## WHAT NEEDS TO BE DONE
Tally the lines in the following entries that include the word "from"; state only the total.

[Dataset items]

--

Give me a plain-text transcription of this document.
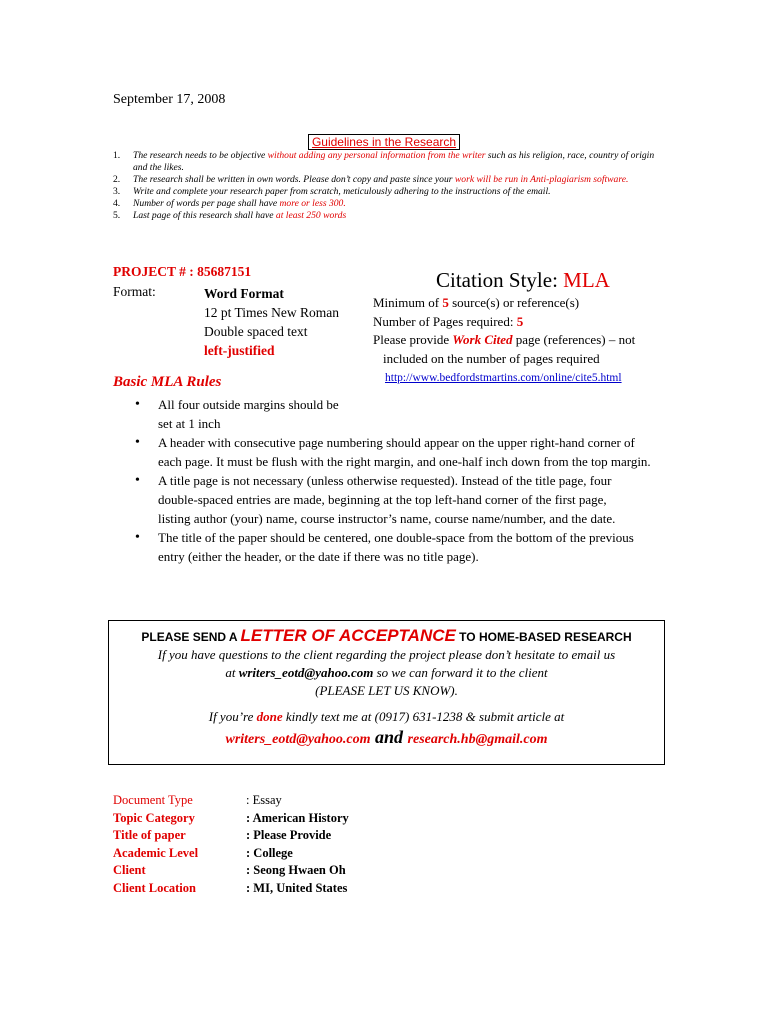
September 17, 2008
Guidelines in the Research
1. The research needs to be objective without adding any personal information from the writer such as his religion, race, country of origin and the likes.
2. The research shall be written in own words. Please don’t copy and paste since your work will be run in Anti-plagiarism software.
3. Write and complete your research paper from scratch, meticulously adhering to the instructions of the email.
4. Number of words per page shall have more or less 300.
5. Last page of this research shall have at least 250 words
PROJECT # : 85687151
Format:	Word Format
12 pt Times New Roman
Double spaced text
left-justified
Citation Style: MLA
Minimum of 5 source(s) or reference(s)
Number of Pages required: 5
Please provide Work Cited page (references) – not
included on the number of pages required
http://www.bedfordstmartins.com/online/cite5.html
Basic MLA Rules
• All four outside margins should be set at 1 inch
• A header with consecutive page numbering should appear on the upper right-hand corner of each page. It must be flush with the right margin, and one-half inch down from the top margin.
• A title page is not necessary (unless otherwise requested). Instead of the title page, four double-spaced entries are made, beginning at the top left-hand corner of the first page, listing author (your) name, course instructor’s name, course name/number, and the date.
• The title of the paper should be centered, one double-space from the bottom of the previous entry (either the header, or the date if there was no title page).
PLEASE SEND A LETTER OF ACCEPTANCE TO HOME-BASED RESEARCH
If you have questions to the client regarding the project please don’t hesitate to email us
at writers_eotd@yahoo.com so we can forward it to the client
(PLEASE LET US KNOW).
If you’re done kindly text me at (0917) 631-1238 & submit article at
writers_eotd@yahoo.com and research.hb@gmail.com
Document Type	: Essay
Topic Category	: American History
Title of paper	: Please Provide
Academic Level	: College
Client	: Seong Hwaen Oh
Client Location	: MI, United States
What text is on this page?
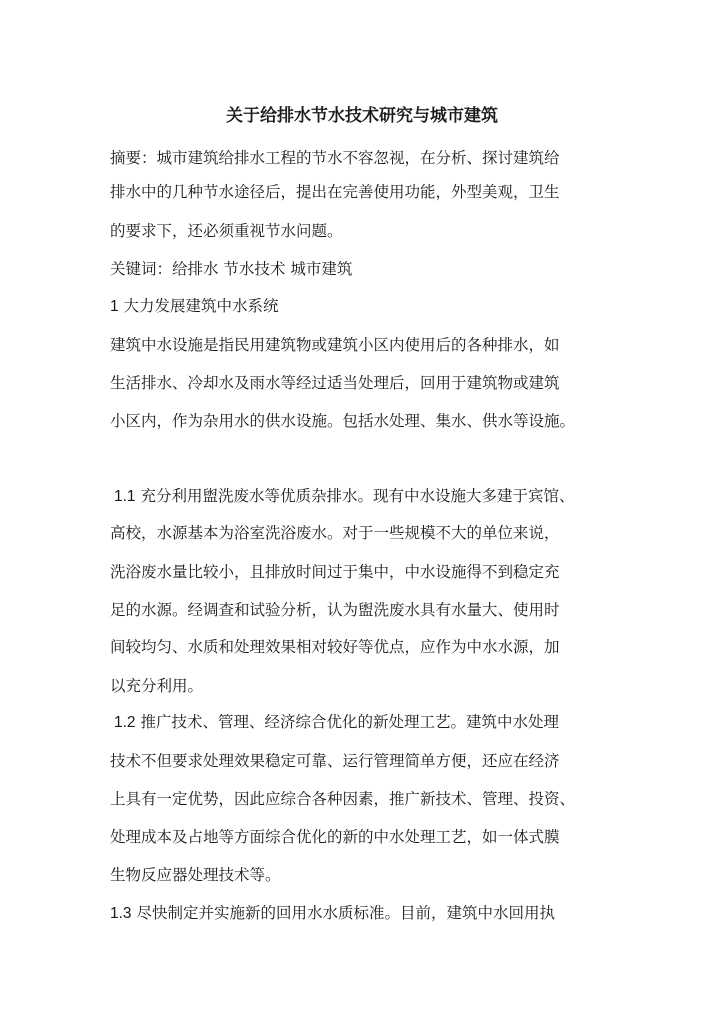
关于给排水节水技术研究与城市建筑

摘要：城市建筑给排水工程的节水不容忽视，在分析、探讨建筑给

排水中的几种节水途径后，提出在完善使用功能，外型美观，卫生

的要求下，还必须重视节水问题。

关键词：给排水 节水技术 城市建筑

1 大力发展建筑中水系统

建筑中水设施是指民用建筑物或建筑小区内使用后的各种排水，如

生活排水、冷却水及雨水等经过适当处理后，回用于建筑物或建筑

小区内，作为杂用水的供水设施。包括水处理、集水、供水等设施。

1.1 充分利用盥洗废水等优质杂排水。现有中水设施大多建于宾馆、

高校，水源基本为浴室洗浴废水。对于一些规模不大的单位来说，

洗浴废水量比较小，且排放时间过于集中，中水设施得不到稳定充

足的水源。经调查和试验分析，认为盥洗废水具有水量大、使用时

间较均匀、水质和处理效果相对较好等优点，应作为中水水源，加

以充分利用。

1.2 推广技术、管理、经济综合优化的新处理工艺。建筑中水处理

技术不但要求处理效果稳定可靠、运行管理简单方便，还应在经济

上具有一定优势，因此应综合各种因素，推广新技术、管理、投资、

处理成本及占地等方面综合优化的新的中水处理工艺，如一体式膜

生物反应器处理技术等。

1.3 尽快制定并实施新的回用水水质标准。目前，建筑中水回用执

--

## THE REPLY
4